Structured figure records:
====

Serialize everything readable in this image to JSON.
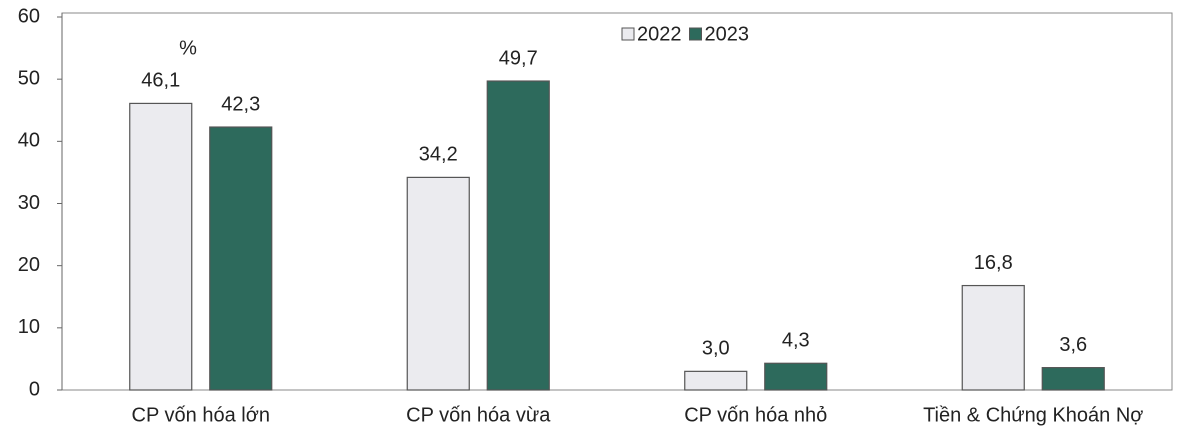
{
  "chart_data": {
    "type": "bar",
    "annotations": [
      "%"
    ],
    "categories": [
      "CP vốn hóa lớn",
      "CP vốn hóa vừa",
      "CP vốn hóa nhỏ",
      "Tiền & Chứng Khoán Nợ"
    ],
    "series": [
      {
        "name": "2022",
        "color": "#ebebef",
        "values": [
          46.1,
          34.2,
          3.0,
          16.8
        ],
        "value_labels": [
          "46,1",
          "34,2",
          "3,0",
          "16,8"
        ]
      },
      {
        "name": "2023",
        "color": "#2d6a5c",
        "values": [
          42.3,
          49.7,
          4.3,
          3.6
        ],
        "value_labels": [
          "42,3",
          "49,7",
          "4,3",
          "3,6"
        ]
      }
    ],
    "ylim": [
      0,
      60
    ],
    "yticks": [
      0,
      10,
      20,
      30,
      40,
      50,
      60
    ],
    "grid": false,
    "legend": "top"
  }
}
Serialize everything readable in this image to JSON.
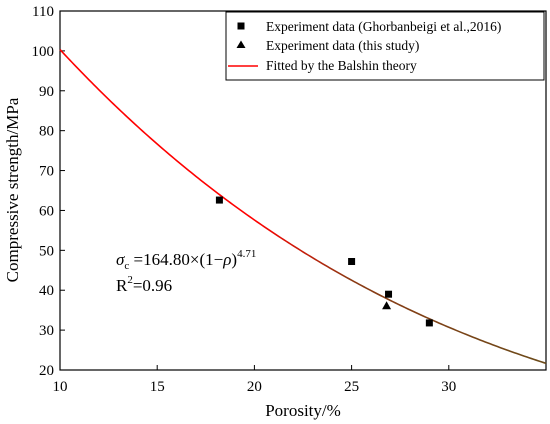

====

In the copy, include all records verbatim but no images.

Serialize everything readable in this image to JSON.
{
  "chart_data": {
    "type": "bar",
    "annotations": [
      "%"
    ],
    "categories": [
      "CP vốn hóa lớn",
      "CP vốn hóa vừa",
      "CP vốn hóa nhỏ",
      "Tiền & Chứng Khoán Nợ"
    ],
    "series": [
      {
        "name": "2022",
        "color": "#ebebef",
        "values": [
          46.1,
          34.2,
          3.0,
          16.8
        ],
        "value_labels": [
          "46,1",
          "34,2",
          "3,0",
          "16,8"
        ]
      },
      {
        "name": "2023",
        "color": "#2d6a5c",
        "values": [
          42.3,
          49.7,
          4.3,
          3.6
        ],
        "value_labels": [
          "42,3",
          "49,7",
          "4,3",
          "3,6"
        ]
      }
    ],
    "ylim": [
      0,
      60
    ],
    "yticks": [
      0,
      10,
      20,
      30,
      40,
      50,
      60
    ],
    "grid": false,
    "legend": "top"
  }
}
Serialize everything readable in this image to JSON.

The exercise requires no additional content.